● Written task
Extract all lines in the data that contain the word "Miles".
-- BEGIN Input data --
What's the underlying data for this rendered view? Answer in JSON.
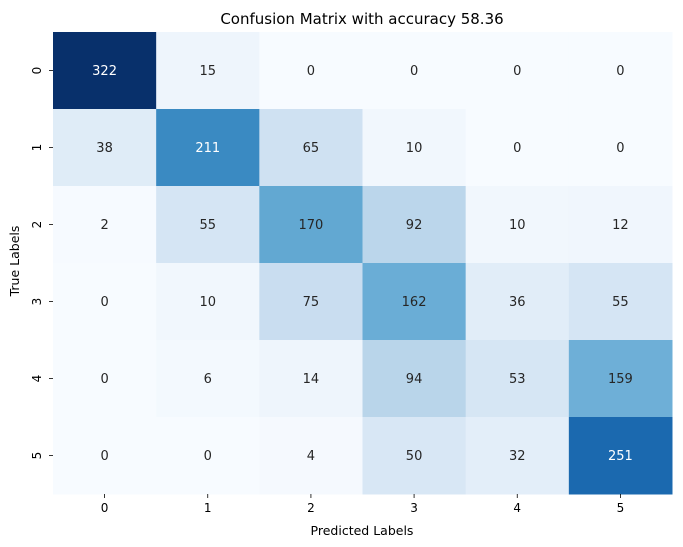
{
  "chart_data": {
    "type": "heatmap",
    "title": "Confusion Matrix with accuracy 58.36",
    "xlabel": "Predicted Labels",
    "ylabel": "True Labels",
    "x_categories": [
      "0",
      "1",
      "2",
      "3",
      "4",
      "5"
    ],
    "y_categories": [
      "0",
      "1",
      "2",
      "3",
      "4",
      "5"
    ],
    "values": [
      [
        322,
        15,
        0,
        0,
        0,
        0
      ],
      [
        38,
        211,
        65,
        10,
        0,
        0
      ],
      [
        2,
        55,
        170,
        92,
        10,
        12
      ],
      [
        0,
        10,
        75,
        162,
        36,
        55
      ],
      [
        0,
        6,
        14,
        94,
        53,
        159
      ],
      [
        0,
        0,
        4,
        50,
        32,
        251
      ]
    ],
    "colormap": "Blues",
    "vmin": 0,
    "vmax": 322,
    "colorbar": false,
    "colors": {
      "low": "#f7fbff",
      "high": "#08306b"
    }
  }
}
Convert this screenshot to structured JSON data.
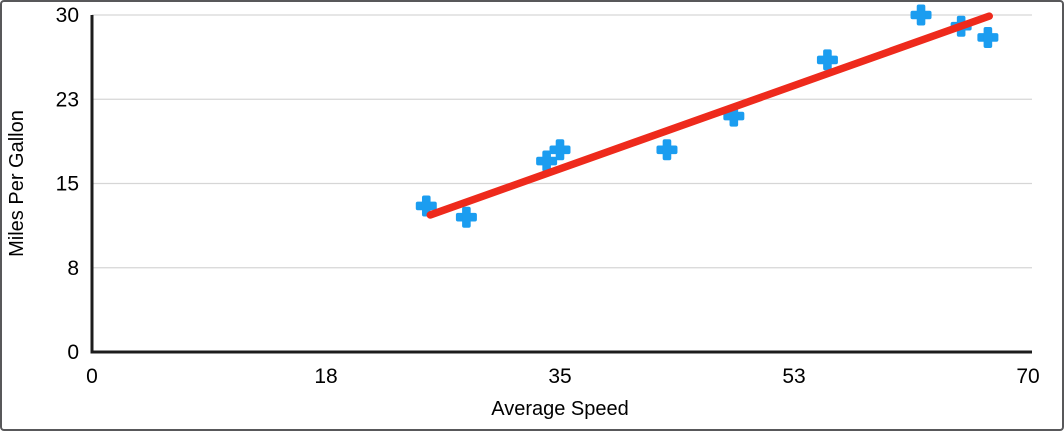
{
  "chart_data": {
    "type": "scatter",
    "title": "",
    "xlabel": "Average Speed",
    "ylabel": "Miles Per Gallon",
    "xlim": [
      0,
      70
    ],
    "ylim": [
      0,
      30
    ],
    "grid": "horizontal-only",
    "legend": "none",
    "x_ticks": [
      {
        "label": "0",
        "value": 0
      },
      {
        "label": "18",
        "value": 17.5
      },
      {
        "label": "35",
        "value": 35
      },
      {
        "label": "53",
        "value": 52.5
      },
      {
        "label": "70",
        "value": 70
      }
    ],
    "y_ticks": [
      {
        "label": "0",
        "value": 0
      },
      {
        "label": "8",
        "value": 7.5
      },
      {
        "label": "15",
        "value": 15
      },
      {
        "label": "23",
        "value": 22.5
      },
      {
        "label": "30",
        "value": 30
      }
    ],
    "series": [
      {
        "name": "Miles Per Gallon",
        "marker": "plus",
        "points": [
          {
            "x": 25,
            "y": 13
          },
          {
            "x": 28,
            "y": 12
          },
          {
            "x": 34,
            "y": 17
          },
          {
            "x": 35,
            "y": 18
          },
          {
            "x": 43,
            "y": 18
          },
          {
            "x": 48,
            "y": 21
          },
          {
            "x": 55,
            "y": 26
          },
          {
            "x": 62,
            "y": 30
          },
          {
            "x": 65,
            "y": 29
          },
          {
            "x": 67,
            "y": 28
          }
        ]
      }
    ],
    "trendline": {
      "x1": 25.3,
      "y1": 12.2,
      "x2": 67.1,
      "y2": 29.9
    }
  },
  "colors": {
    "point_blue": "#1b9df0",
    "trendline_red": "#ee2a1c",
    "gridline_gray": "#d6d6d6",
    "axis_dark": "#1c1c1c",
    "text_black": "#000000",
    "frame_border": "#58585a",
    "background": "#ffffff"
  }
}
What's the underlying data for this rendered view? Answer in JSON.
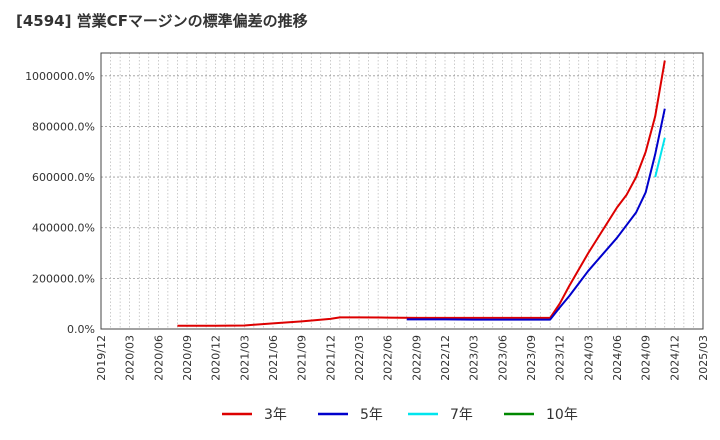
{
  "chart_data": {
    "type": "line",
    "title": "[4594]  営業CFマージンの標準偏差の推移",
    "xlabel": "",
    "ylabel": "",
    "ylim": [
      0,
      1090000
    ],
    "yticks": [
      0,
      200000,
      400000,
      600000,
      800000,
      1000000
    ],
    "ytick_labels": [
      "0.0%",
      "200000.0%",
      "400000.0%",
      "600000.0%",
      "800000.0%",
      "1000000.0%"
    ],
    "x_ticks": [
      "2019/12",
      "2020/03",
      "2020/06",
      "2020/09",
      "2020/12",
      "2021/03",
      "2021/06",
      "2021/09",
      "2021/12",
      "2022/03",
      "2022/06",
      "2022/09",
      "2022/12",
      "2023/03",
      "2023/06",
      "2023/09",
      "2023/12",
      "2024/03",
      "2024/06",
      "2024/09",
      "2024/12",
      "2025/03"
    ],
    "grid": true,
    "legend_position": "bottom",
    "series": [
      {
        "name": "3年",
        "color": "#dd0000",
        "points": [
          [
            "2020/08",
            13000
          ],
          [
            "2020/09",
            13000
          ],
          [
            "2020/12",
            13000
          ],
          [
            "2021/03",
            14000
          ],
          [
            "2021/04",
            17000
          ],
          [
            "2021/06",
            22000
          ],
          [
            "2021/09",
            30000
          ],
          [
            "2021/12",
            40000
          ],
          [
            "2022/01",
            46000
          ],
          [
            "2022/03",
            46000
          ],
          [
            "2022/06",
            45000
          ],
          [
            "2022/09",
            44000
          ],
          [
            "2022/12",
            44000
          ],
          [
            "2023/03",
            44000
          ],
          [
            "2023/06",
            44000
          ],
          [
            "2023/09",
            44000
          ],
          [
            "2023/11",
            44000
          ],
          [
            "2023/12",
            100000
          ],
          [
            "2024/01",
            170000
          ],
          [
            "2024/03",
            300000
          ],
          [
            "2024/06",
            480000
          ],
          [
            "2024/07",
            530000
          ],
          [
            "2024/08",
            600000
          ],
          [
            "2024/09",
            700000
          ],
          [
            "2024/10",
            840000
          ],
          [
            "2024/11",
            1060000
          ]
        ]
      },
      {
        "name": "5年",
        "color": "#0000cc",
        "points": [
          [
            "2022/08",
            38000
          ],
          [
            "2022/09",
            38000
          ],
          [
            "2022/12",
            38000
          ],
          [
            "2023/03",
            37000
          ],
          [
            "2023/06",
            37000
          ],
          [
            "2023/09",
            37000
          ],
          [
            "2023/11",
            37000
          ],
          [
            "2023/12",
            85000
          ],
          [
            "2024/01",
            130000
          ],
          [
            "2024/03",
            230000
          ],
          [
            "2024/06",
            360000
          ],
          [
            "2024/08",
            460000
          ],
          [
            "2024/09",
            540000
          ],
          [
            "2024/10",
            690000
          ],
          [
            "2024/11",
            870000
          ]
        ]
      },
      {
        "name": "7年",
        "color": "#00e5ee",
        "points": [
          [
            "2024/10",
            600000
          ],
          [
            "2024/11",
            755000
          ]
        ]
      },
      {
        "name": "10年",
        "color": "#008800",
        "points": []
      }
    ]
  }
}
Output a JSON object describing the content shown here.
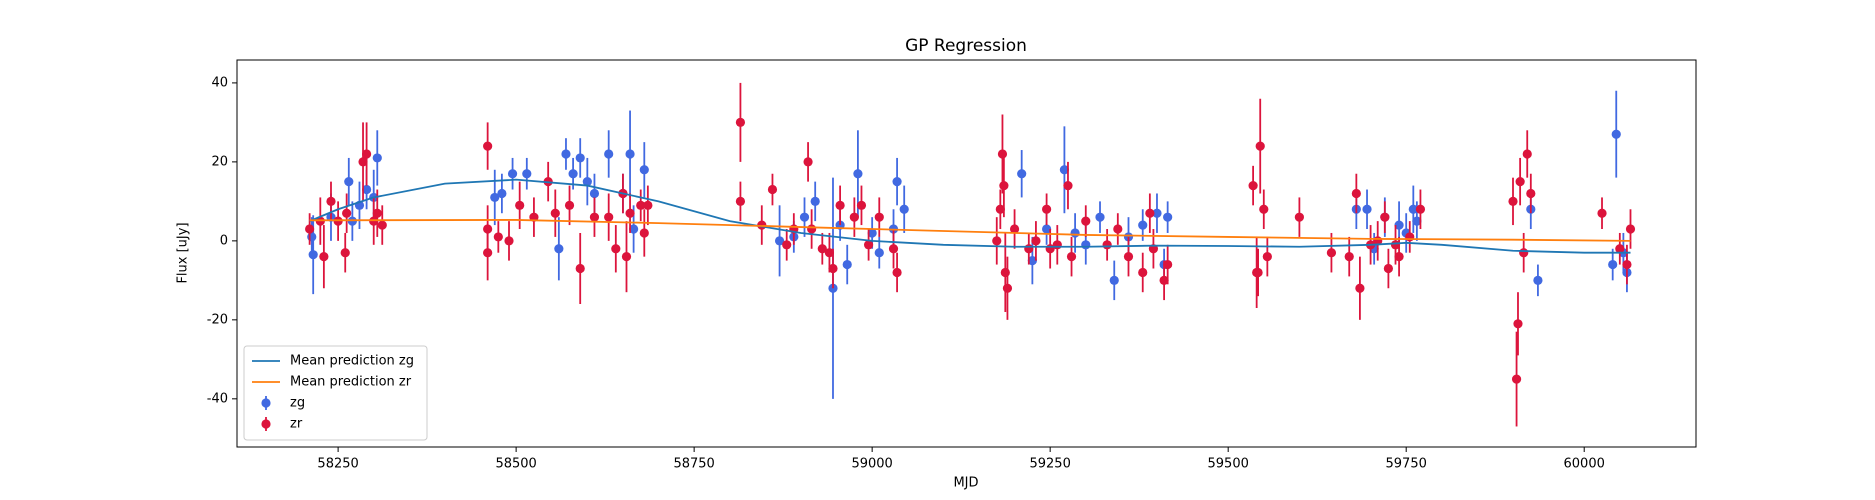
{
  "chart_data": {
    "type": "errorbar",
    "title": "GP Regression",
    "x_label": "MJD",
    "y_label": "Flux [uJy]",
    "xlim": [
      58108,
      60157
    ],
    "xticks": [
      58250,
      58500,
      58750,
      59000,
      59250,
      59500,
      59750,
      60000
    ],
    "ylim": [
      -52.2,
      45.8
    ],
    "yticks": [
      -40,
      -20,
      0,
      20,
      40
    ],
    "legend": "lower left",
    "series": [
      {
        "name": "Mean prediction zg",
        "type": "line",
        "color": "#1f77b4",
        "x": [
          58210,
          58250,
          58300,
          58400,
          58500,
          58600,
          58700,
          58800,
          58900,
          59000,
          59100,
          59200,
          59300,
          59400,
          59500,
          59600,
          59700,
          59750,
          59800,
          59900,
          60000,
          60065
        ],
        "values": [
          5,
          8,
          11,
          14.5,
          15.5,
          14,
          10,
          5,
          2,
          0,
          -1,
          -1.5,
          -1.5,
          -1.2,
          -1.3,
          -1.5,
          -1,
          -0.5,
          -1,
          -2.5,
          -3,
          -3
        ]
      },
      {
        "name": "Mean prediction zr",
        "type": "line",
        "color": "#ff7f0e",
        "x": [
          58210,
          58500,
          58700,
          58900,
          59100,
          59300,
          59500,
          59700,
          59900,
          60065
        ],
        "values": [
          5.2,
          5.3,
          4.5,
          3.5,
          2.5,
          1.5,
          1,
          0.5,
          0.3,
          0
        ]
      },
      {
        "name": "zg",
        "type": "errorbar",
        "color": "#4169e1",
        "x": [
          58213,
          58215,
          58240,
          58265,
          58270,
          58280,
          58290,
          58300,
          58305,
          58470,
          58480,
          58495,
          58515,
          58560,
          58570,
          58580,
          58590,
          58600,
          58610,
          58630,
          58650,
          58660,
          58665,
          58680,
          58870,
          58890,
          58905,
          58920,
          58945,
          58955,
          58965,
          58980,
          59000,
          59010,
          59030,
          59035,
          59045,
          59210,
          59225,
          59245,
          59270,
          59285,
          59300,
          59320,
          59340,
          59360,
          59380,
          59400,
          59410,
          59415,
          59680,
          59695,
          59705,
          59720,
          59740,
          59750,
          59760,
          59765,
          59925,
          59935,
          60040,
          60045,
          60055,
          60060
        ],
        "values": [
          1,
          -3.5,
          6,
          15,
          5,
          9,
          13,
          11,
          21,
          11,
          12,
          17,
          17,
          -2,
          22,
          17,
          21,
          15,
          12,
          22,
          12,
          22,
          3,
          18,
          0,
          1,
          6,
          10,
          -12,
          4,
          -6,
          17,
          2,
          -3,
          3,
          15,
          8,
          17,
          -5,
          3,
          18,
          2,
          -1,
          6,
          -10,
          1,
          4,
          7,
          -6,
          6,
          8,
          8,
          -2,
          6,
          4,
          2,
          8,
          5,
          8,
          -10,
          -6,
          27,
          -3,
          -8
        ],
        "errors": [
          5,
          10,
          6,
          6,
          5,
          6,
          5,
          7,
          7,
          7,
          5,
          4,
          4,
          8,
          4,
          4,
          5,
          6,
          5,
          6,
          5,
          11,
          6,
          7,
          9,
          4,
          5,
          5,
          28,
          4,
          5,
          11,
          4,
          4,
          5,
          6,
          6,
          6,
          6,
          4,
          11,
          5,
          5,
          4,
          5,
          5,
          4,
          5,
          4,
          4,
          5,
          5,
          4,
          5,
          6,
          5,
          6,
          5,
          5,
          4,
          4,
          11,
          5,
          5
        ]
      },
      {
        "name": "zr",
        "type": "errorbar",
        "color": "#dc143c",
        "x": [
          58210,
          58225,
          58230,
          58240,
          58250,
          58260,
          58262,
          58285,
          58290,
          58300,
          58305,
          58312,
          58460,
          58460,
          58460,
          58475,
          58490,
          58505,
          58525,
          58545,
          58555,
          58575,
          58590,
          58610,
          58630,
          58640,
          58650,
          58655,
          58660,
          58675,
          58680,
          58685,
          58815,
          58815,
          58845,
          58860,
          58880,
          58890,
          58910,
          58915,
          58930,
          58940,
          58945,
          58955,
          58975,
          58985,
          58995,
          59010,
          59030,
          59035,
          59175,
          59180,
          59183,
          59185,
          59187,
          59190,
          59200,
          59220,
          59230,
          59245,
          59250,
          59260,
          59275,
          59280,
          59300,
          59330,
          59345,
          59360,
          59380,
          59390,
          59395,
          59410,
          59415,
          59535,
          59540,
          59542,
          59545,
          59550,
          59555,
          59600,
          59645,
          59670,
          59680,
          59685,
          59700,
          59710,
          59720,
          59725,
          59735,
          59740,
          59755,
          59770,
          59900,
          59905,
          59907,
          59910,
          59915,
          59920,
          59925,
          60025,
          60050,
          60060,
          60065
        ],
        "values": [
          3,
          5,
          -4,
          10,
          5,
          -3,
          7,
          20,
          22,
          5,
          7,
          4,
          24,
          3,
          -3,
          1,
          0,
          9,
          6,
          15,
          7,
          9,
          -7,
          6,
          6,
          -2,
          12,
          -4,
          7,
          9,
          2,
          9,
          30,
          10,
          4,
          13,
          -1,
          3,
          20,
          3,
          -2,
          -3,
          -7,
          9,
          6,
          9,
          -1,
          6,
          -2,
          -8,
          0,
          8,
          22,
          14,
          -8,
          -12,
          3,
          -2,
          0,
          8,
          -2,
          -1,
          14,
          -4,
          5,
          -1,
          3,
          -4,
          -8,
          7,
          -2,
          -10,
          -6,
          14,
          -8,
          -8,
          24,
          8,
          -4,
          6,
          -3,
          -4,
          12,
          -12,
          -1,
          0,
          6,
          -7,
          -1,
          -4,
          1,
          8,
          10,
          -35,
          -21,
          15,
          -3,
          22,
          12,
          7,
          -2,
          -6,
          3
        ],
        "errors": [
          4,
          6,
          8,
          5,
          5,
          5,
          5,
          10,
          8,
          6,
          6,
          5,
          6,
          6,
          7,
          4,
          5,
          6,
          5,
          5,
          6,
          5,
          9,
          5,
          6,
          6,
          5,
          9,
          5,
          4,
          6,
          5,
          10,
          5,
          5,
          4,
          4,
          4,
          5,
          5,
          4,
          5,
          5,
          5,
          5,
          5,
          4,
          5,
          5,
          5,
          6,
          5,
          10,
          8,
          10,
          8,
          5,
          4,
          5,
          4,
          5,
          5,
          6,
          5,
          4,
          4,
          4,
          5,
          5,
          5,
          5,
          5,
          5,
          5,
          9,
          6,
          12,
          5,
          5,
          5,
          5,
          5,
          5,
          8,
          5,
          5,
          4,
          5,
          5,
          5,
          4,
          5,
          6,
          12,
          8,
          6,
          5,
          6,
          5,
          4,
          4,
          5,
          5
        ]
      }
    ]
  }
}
-- END Input data --
● Result of this exercise
    "ylabel": "Miles Per Gallon",
        "name": "Miles Per Gallon",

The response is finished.